Prompt: Please reproduce each line of the rows below exactly, without the pictures.

+ + +

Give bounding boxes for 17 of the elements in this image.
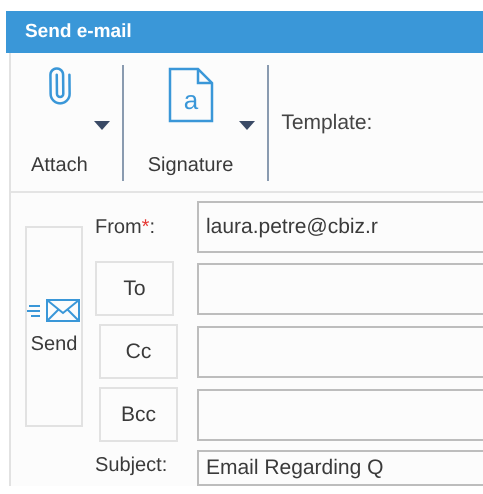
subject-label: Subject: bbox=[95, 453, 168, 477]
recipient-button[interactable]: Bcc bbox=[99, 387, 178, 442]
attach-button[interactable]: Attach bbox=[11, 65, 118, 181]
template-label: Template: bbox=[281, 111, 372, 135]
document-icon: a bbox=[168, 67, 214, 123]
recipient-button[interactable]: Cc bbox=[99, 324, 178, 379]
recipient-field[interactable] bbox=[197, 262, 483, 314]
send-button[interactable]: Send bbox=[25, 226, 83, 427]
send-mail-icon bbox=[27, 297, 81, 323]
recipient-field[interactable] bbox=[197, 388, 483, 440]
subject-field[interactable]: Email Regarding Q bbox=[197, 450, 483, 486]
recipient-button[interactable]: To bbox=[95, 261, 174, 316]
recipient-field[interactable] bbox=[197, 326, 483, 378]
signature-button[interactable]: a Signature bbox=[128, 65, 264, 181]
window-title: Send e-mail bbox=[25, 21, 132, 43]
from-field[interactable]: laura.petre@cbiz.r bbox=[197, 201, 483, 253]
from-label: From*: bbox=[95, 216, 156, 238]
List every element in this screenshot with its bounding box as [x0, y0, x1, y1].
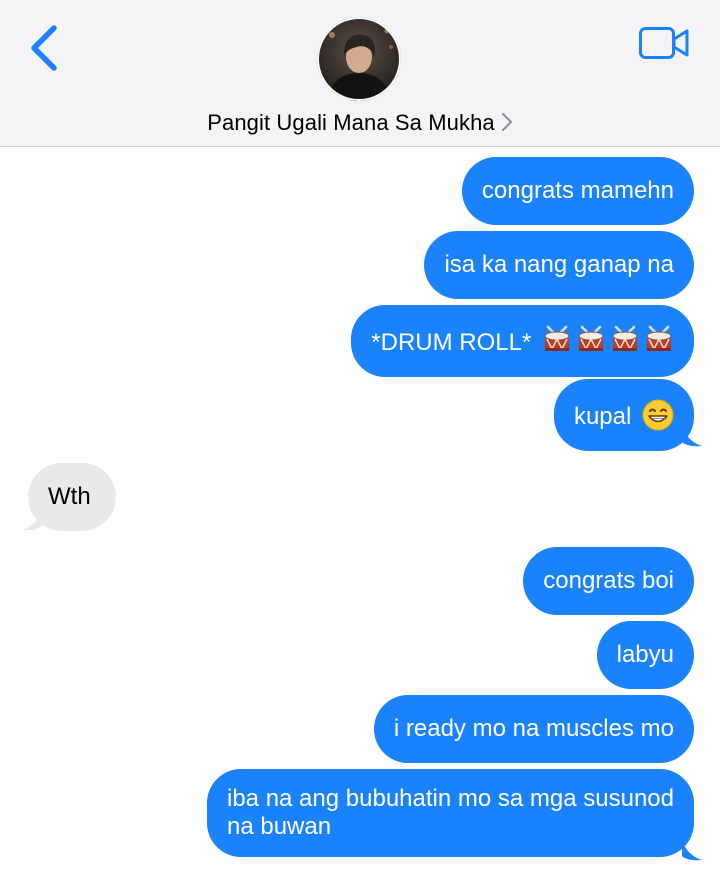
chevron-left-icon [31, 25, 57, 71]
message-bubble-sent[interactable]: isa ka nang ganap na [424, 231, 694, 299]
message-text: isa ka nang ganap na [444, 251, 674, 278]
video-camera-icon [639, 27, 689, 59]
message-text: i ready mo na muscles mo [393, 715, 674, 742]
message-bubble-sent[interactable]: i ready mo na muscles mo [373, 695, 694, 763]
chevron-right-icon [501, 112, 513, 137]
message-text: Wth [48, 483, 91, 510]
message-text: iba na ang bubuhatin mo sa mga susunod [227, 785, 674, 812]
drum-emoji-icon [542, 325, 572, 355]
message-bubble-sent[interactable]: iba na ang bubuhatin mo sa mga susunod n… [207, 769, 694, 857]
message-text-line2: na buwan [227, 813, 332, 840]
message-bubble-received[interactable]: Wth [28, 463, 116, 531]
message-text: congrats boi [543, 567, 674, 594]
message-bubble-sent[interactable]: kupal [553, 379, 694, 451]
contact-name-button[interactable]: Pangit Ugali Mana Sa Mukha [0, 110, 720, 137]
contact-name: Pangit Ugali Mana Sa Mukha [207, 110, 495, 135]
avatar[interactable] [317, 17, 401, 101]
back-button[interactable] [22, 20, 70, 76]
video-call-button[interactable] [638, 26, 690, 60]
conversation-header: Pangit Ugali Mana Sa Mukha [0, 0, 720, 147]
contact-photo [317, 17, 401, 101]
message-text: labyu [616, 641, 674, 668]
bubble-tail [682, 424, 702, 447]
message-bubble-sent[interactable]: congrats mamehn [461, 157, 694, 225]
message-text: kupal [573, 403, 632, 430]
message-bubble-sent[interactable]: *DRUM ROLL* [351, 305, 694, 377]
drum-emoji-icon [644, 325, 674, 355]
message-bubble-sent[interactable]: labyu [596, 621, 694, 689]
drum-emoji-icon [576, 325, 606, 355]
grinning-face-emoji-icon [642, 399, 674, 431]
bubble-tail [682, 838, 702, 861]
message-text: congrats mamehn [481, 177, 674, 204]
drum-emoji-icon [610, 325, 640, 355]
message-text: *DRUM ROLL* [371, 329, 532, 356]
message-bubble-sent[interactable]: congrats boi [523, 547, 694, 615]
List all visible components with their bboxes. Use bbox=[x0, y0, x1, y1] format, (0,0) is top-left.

+ + +

Problem solution:
Give bounding boxes for 17 of the elements in this image.
subject-label: Subject: bbox=[95, 453, 168, 477]
recipient-button[interactable]: Bcc bbox=[99, 387, 178, 442]
attach-button[interactable]: Attach bbox=[11, 65, 118, 181]
template-label: Template: bbox=[281, 111, 372, 135]
document-icon: a bbox=[168, 67, 214, 123]
recipient-button[interactable]: Cc bbox=[99, 324, 178, 379]
recipient-field[interactable] bbox=[197, 262, 483, 314]
send-button[interactable]: Send bbox=[25, 226, 83, 427]
send-mail-icon bbox=[27, 297, 81, 323]
recipient-field[interactable] bbox=[197, 388, 483, 440]
subject-field[interactable]: Email Regarding Q bbox=[197, 450, 483, 486]
recipient-button[interactable]: To bbox=[95, 261, 174, 316]
recipient-field[interactable] bbox=[197, 326, 483, 378]
signature-button[interactable]: a Signature bbox=[128, 65, 264, 181]
window-title: Send e-mail bbox=[25, 21, 132, 43]
from-field[interactable]: laura.petre@cbiz.r bbox=[197, 201, 483, 253]
from-label: From*: bbox=[95, 216, 156, 238]
List every element in this screenshot with its bounding box as [x0, y0, x1, y1].
chevron-left-icon [31, 25, 57, 71]
message-bubble-sent[interactable]: isa ka nang ganap na [424, 231, 694, 299]
message-text: isa ka nang ganap na [444, 251, 674, 278]
video-camera-icon [639, 27, 689, 59]
message-text: i ready mo na muscles mo [393, 715, 674, 742]
message-bubble-sent[interactable]: i ready mo na muscles mo [373, 695, 694, 763]
chevron-right-icon [501, 112, 513, 137]
message-text: Wth [48, 483, 91, 510]
message-text: iba na ang bubuhatin mo sa mga susunod [227, 785, 674, 812]
drum-emoji-icon [542, 325, 572, 355]
message-bubble-sent[interactable]: iba na ang bubuhatin mo sa mga susunod n… [207, 769, 694, 857]
message-text-line2: na buwan [227, 813, 332, 840]
message-bubble-received[interactable]: Wth [28, 463, 116, 531]
message-text: congrats boi [543, 567, 674, 594]
message-bubble-sent[interactable]: kupal [553, 379, 694, 451]
contact-name-button[interactable]: Pangit Ugali Mana Sa Mukha [0, 110, 720, 137]
contact-name: Pangit Ugali Mana Sa Mukha [207, 110, 495, 135]
avatar[interactable] [317, 17, 401, 101]
back-button[interactable] [22, 20, 70, 76]
video-call-button[interactable] [638, 26, 690, 60]
conversation-header: Pangit Ugali Mana Sa Mukha [0, 0, 720, 147]
contact-photo [317, 17, 401, 101]
message-text: labyu [616, 641, 674, 668]
bubble-tail [682, 424, 702, 447]
message-bubble-sent[interactable]: congrats mamehn [461, 157, 694, 225]
message-text: kupal [573, 403, 632, 430]
message-bubble-sent[interactable]: *DRUM ROLL* [351, 305, 694, 377]
drum-emoji-icon [644, 325, 674, 355]
message-bubble-sent[interactable]: labyu [596, 621, 694, 689]
drum-emoji-icon [576, 325, 606, 355]
grinning-face-emoji-icon [642, 399, 674, 431]
bubble-tail [682, 838, 702, 861]
message-text: congrats mamehn [481, 177, 674, 204]
drum-emoji-icon [610, 325, 640, 355]
message-text: *DRUM ROLL* [371, 329, 532, 356]
message-bubble-sent[interactable]: congrats boi [523, 547, 694, 615]
List all visible components with their bboxes. Use bbox=[x0, y0, x1, y1] format, (0,0) is top-left.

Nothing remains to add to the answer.